Provided data -
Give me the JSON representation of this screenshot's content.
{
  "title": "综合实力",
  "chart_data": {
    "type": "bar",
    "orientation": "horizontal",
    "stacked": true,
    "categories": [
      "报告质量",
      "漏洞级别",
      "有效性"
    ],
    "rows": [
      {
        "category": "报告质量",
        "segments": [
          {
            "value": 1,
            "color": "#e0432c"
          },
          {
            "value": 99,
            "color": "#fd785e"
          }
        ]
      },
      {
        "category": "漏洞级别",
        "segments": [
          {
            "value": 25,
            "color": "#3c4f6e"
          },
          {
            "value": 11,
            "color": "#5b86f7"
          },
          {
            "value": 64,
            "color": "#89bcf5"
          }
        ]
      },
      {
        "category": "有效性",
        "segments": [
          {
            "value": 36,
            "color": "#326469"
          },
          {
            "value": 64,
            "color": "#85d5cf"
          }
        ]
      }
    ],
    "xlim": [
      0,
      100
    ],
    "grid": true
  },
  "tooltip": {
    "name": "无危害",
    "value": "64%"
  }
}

Brief - Retype the listing above in full, with no alterations.

Exercise solution -
Give me the JSON representation of this screenshot's content.
{
  "title": "综合实力",
  "chart_data": {
    "type": "bar",
    "orientation": "horizontal",
    "stacked": true,
    "categories": [
      "报告质量",
      "漏洞级别",
      "有效性"
    ],
    "rows": [
      {
        "category": "报告质量",
        "segments": [
          {
            "value": 1,
            "color": "#e0432c"
          },
          {
            "value": 99,
            "color": "#fd785e"
          }
        ]
      },
      {
        "category": "漏洞级别",
        "segments": [
          {
            "value": 25,
            "color": "#3c4f6e"
          },
          {
            "value": 11,
            "color": "#5b86f7"
          },
          {
            "value": 64,
            "color": "#89bcf5"
          }
        ]
      },
      {
        "category": "有效性",
        "segments": [
          {
            "value": 36,
            "color": "#326469"
          },
          {
            "value": 64,
            "color": "#85d5cf"
          }
        ]
      }
    ],
    "xlim": [
      0,
      100
    ],
    "grid": true
  },
  "tooltip": {
    "name": "无危害",
    "value": "64%"
  }
}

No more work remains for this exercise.